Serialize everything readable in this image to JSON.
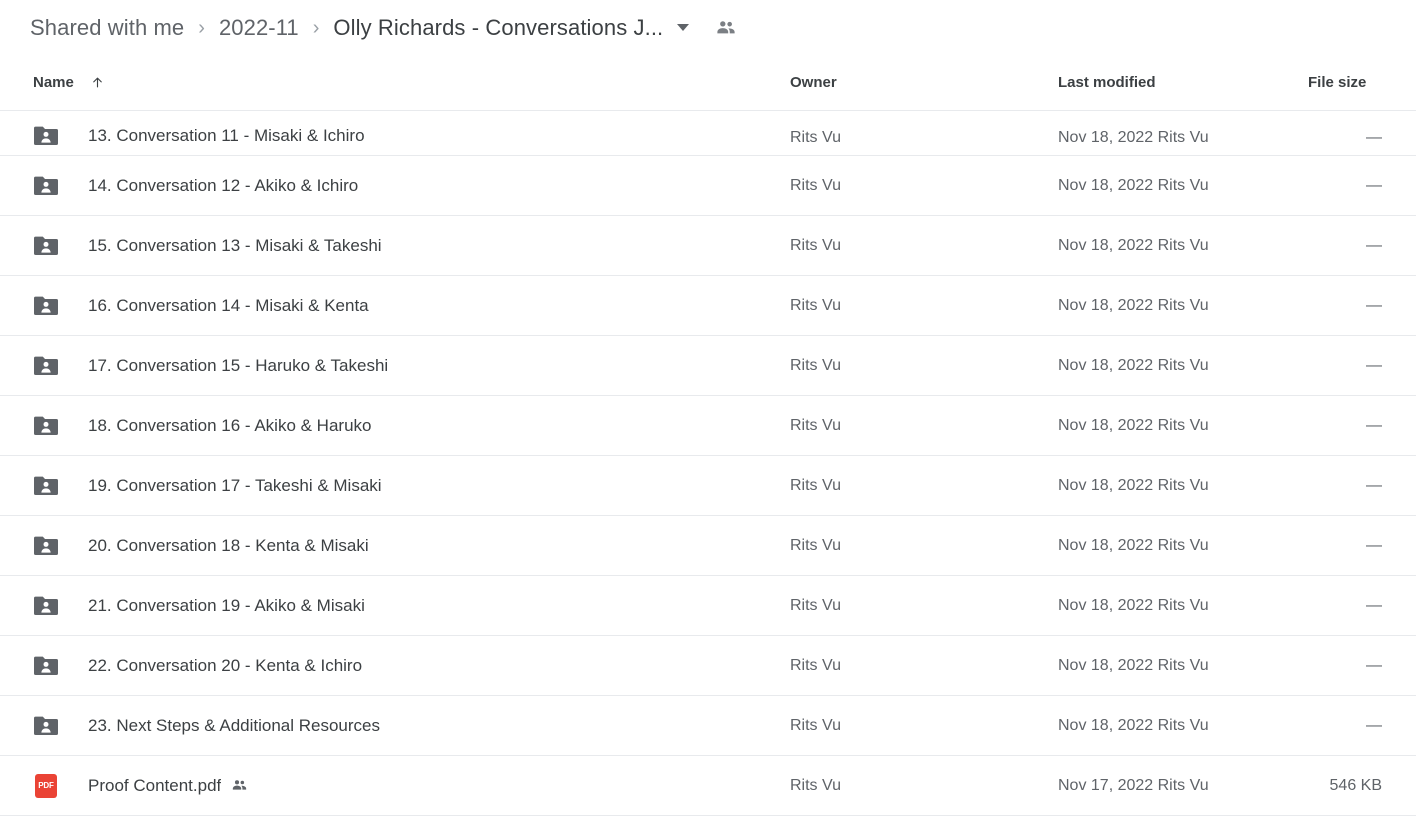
{
  "breadcrumb": {
    "items": [
      {
        "label": "Shared with me",
        "current": false
      },
      {
        "label": "2022-11",
        "current": false
      },
      {
        "label": "Olly Richards - Conversations J...",
        "current": true
      }
    ],
    "separator": "›",
    "caret_icon": "chevron-down-icon",
    "shared_icon": "people-icon"
  },
  "table": {
    "headers": {
      "name": "Name",
      "owner": "Owner",
      "last_modified": "Last modified",
      "file_size": "File size"
    },
    "sort": {
      "column": "Name",
      "direction": "ascending",
      "icon": "arrow-up-icon"
    },
    "rows": [
      {
        "name": "13. Conversation 11 - Misaki & Ichiro",
        "icon": "shared-folder-icon",
        "owner": "Rits Vu",
        "last_modified": "Nov 18, 2022 Rits Vu",
        "file_size": "—",
        "shared_badge": false
      },
      {
        "name": "14. Conversation 12 - Akiko & Ichiro",
        "icon": "shared-folder-icon",
        "owner": "Rits Vu",
        "last_modified": "Nov 18, 2022 Rits Vu",
        "file_size": "—",
        "shared_badge": false
      },
      {
        "name": "15. Conversation 13 - Misaki & Takeshi",
        "icon": "shared-folder-icon",
        "owner": "Rits Vu",
        "last_modified": "Nov 18, 2022 Rits Vu",
        "file_size": "—",
        "shared_badge": false
      },
      {
        "name": "16. Conversation 14 - Misaki & Kenta",
        "icon": "shared-folder-icon",
        "owner": "Rits Vu",
        "last_modified": "Nov 18, 2022 Rits Vu",
        "file_size": "—",
        "shared_badge": false
      },
      {
        "name": "17. Conversation 15 - Haruko & Takeshi",
        "icon": "shared-folder-icon",
        "owner": "Rits Vu",
        "last_modified": "Nov 18, 2022 Rits Vu",
        "file_size": "—",
        "shared_badge": false
      },
      {
        "name": "18. Conversation 16 - Akiko & Haruko",
        "icon": "shared-folder-icon",
        "owner": "Rits Vu",
        "last_modified": "Nov 18, 2022 Rits Vu",
        "file_size": "—",
        "shared_badge": false
      },
      {
        "name": "19. Conversation 17 - Takeshi & Misaki",
        "icon": "shared-folder-icon",
        "owner": "Rits Vu",
        "last_modified": "Nov 18, 2022 Rits Vu",
        "file_size": "—",
        "shared_badge": false
      },
      {
        "name": "20. Conversation 18 - Kenta & Misaki",
        "icon": "shared-folder-icon",
        "owner": "Rits Vu",
        "last_modified": "Nov 18, 2022 Rits Vu",
        "file_size": "—",
        "shared_badge": false
      },
      {
        "name": "21. Conversation 19 - Akiko & Misaki",
        "icon": "shared-folder-icon",
        "owner": "Rits Vu",
        "last_modified": "Nov 18, 2022 Rits Vu",
        "file_size": "—",
        "shared_badge": false
      },
      {
        "name": "22. Conversation 20 - Kenta & Ichiro",
        "icon": "shared-folder-icon",
        "owner": "Rits Vu",
        "last_modified": "Nov 18, 2022 Rits Vu",
        "file_size": "—",
        "shared_badge": false
      },
      {
        "name": "23. Next Steps & Additional Resources",
        "icon": "shared-folder-icon",
        "owner": "Rits Vu",
        "last_modified": "Nov 18, 2022 Rits Vu",
        "file_size": "—",
        "shared_badge": false
      },
      {
        "name": "Proof Content.pdf",
        "icon": "pdf-file-icon",
        "icon_label": "PDF",
        "owner": "Rits Vu",
        "last_modified": "Nov 17, 2022 Rits Vu",
        "file_size": "546 KB",
        "shared_badge": true
      }
    ]
  },
  "colors": {
    "folder": "#5f6368",
    "pdf": "#ea4335",
    "text_primary": "#3c4043",
    "text_secondary": "#5f6368",
    "divider": "#e8eaed"
  }
}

━━━

Given problem —
Read through the entries and copy each line in which "Haruko" appears.

Complete output —
        "name": "17. Conversation 15 - Haruko & Takeshi",
        "name": "18. Conversation 16 - Akiko & Haruko",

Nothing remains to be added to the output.